+++ DATA TO PROCESS +++

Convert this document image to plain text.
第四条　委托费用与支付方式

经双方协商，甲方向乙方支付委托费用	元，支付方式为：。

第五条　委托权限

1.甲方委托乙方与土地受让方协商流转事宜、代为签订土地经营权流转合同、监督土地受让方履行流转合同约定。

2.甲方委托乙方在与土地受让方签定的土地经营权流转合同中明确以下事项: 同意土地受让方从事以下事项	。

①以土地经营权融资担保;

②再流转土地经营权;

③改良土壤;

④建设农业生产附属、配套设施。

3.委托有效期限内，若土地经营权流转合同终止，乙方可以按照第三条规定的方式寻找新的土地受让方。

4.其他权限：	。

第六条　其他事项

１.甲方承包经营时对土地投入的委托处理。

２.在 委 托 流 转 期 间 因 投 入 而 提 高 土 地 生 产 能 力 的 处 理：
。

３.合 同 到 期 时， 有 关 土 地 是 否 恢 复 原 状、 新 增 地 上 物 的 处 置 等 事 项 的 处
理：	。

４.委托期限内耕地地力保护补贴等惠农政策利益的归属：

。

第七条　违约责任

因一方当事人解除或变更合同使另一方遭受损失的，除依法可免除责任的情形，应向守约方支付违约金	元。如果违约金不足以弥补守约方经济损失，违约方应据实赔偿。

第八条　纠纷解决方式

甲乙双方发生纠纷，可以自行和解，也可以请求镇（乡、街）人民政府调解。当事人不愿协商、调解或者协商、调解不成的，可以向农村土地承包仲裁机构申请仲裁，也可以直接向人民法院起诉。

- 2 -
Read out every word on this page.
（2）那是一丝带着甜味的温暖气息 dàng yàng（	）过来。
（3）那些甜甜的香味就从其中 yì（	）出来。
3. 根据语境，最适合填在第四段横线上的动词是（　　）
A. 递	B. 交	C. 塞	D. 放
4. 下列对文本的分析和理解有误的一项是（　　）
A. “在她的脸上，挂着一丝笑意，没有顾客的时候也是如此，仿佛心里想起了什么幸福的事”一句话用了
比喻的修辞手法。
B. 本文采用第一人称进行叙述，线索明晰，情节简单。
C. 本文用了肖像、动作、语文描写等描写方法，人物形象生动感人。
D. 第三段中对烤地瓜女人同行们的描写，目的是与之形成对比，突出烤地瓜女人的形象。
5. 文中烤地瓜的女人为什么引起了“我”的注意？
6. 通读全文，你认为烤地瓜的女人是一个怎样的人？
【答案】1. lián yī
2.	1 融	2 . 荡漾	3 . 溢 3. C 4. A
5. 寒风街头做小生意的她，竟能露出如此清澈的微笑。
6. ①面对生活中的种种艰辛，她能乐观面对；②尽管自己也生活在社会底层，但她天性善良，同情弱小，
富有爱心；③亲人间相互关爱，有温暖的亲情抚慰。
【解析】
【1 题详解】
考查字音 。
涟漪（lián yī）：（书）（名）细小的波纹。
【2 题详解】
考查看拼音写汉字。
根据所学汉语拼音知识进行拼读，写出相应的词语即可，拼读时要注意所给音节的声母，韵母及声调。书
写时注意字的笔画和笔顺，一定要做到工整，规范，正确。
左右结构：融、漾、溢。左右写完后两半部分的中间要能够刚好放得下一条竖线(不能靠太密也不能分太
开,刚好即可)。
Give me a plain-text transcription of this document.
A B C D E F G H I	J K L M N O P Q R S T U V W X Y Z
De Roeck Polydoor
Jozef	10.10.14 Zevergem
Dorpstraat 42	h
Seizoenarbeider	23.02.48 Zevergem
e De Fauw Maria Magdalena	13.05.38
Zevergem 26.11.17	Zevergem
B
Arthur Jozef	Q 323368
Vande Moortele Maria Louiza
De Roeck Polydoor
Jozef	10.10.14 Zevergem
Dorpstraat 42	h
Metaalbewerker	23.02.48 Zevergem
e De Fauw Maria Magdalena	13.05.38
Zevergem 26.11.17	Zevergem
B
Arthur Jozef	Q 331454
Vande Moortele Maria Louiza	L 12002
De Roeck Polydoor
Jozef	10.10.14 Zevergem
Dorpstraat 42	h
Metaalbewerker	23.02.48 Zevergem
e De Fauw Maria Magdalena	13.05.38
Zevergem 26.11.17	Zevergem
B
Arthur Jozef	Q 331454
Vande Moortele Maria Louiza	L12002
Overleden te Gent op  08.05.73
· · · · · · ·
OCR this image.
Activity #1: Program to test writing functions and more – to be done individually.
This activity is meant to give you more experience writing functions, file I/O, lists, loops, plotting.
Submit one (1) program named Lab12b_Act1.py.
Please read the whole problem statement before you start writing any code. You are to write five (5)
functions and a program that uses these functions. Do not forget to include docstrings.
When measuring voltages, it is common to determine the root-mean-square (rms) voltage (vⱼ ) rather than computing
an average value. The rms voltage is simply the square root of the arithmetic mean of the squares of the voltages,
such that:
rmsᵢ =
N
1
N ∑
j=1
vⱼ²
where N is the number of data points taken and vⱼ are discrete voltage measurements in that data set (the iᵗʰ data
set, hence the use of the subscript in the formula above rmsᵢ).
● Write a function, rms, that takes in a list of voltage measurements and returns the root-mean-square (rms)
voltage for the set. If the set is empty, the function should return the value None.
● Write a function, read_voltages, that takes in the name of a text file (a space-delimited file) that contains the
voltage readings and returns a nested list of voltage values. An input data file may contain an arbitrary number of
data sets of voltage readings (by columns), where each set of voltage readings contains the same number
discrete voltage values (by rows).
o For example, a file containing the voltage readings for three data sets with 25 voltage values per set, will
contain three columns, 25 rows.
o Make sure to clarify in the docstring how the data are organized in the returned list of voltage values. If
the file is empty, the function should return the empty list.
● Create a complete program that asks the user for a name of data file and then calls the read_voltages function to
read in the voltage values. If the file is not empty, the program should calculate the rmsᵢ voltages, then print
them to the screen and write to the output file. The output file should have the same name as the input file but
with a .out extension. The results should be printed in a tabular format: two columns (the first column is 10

+++

_BRIEF_
Repeat every entry exactly, please.

_RESPONSE TO THE EXERCISE_
Convert this document image to plain text.
第四条　委托费用与支付方式

经双方协商，甲方向乙方支付委托费用	元，支付方式为：。

第五条　委托权限

1.甲方委托乙方与土地受让方协商流转事宜、代为签订土地经营权流转合同、监督土地受让方履行流转合同约定。

2.甲方委托乙方在与土地受让方签定的土地经营权流转合同中明确以下事项: 同意土地受让方从事以下事项	。

①以土地经营权融资担保;

②再流转土地经营权;

③改良土壤;

④建设农业生产附属、配套设施。

3.委托有效期限内，若土地经营权流转合同终止，乙方可以按照第三条规定的方式寻找新的土地受让方。

4.其他权限：	。

第六条　其他事项

１.甲方承包经营时对土地投入的委托处理。

２.在 委 托 流 转 期 间 因 投 入 而 提 高 土 地 生 产 能 力 的 处 理：
。

３.合 同 到 期 时， 有 关 土 地 是 否 恢 复 原 状、 新 增 地 上 物 的 处 置 等 事 项 的 处
理：	。

４.委托期限内耕地地力保护补贴等惠农政策利益的归属：

。

第七条　违约责任

因一方当事人解除或变更合同使另一方遭受损失的，除依法可免除责任的情形，应向守约方支付违约金	元。如果违约金不足以弥补守约方经济损失，违约方应据实赔偿。

第八条　纠纷解决方式

甲乙双方发生纠纷，可以自行和解，也可以请求镇（乡、街）人民政府调解。当事人不愿协商、调解或者协商、调解不成的，可以向农村土地承包仲裁机构申请仲裁，也可以直接向人民法院起诉。

- 2 -
Read out every word on this page.
（2）那是一丝带着甜味的温暖气息 dàng yàng（	）过来。
（3）那些甜甜的香味就从其中 yì（	）出来。
3. 根据语境，最适合填在第四段横线上的动词是（　　）
A. 递	B. 交	C. 塞	D. 放
4. 下列对文本的分析和理解有误的一项是（　　）
A. “在她的脸上，挂着一丝笑意，没有顾客的时候也是如此，仿佛心里想起了什么幸福的事”一句话用了
比喻的修辞手法。
B. 本文采用第一人称进行叙述，线索明晰，情节简单。
C. 本文用了肖像、动作、语文描写等描写方法，人物形象生动感人。
D. 第三段中对烤地瓜女人同行们的描写，目的是与之形成对比，突出烤地瓜女人的形象。
5. 文中烤地瓜的女人为什么引起了“我”的注意？
6. 通读全文，你认为烤地瓜的女人是一个怎样的人？
【答案】1. lián yī
2.	1 融	2 . 荡漾	3 . 溢 3. C 4. A
5. 寒风街头做小生意的她，竟能露出如此清澈的微笑。
6. ①面对生活中的种种艰辛，她能乐观面对；②尽管自己也生活在社会底层，但她天性善良，同情弱小，
富有爱心；③亲人间相互关爱，有温暖的亲情抚慰。
【解析】
【1 题详解】
考查字音 。
涟漪（lián yī）：（书）（名）细小的波纹。
【2 题详解】
考查看拼音写汉字。
根据所学汉语拼音知识进行拼读，写出相应的词语即可，拼读时要注意所给音节的声母，韵母及声调。书
写时注意字的笔画和笔顺，一定要做到工整，规范，正确。
左右结构：融、漾、溢。左右写完后两半部分的中间要能够刚好放得下一条竖线(不能靠太密也不能分太
开,刚好即可)。
Give me a plain-text transcription of this document.
A B C D E F G H I	J K L M N O P Q R S T U V W X Y Z
De Roeck Polydoor
Jozef	10.10.14 Zevergem
Dorpstraat 42	h
Seizoenarbeider	23.02.48 Zevergem
e De Fauw Maria Magdalena	13.05.38
Zevergem 26.11.17	Zevergem
B
Arthur Jozef	Q 323368
Vande Moortele Maria Louiza
De Roeck Polydoor
Jozef	10.10.14 Zevergem
Dorpstraat 42	h
Metaalbewerker	23.02.48 Zevergem
e De Fauw Maria Magdalena	13.05.38
Zevergem 26.11.17	Zevergem
B
Arthur Jozef	Q 331454
Vande Moortele Maria Louiza	L 12002
De Roeck Polydoor
Jozef	10.10.14 Zevergem
Dorpstraat 42	h
Metaalbewerker	23.02.48 Zevergem
e De Fauw Maria Magdalena	13.05.38
Zevergem 26.11.17	Zevergem
B
Arthur Jozef	Q 331454
Vande Moortele Maria Louiza	L12002
Overleden te Gent op  08.05.73
· · · · · · ·
OCR this image.
Activity #1: Program to test writing functions and more – to be done individually.
This activity is meant to give you more experience writing functions, file I/O, lists, loops, plotting.
Submit one (1) program named Lab12b_Act1.py.
Please read the whole problem statement before you start writing any code. You are to write five (5)
functions and a program that uses these functions. Do not forget to include docstrings.
When measuring voltages, it is common to determine the root-mean-square (rms) voltage (vⱼ ) rather than computing
an average value. The rms voltage is simply the square root of the arithmetic mean of the squares of the voltages,
such that:
rmsᵢ =
N
1
N ∑
j=1
vⱼ²
where N is the number of data points taken and vⱼ are discrete voltage measurements in that data set (the iᵗʰ data
set, hence the use of the subscript in the formula above rmsᵢ).
● Write a function, rms, that takes in a list of voltage measurements and returns the root-mean-square (rms)
voltage for the set. If the set is empty, the function should return the value None.
● Write a function, read_voltages, that takes in the name of a text file (a space-delimited file) that contains the
voltage readings and returns a nested list of voltage values. An input data file may contain an arbitrary number of
data sets of voltage readings (by columns), where each set of voltage readings contains the same number
discrete voltage values (by rows).
o For example, a file containing the voltage readings for three data sets with 25 voltage values per set, will
contain three columns, 25 rows.
o Make sure to clarify in the docstring how the data are organized in the returned list of voltage values. If
the file is empty, the function should return the empty list.
● Create a complete program that asks the user for a name of data file and then calls the read_voltages function to
read in the voltage values. If the file is not empty, the program should calculate the rmsᵢ voltages, then print
them to the screen and write to the output file. The output file should have the same name as the input file but
with a .out extension. The results should be printed in a tabular format: two columns (the first column is 10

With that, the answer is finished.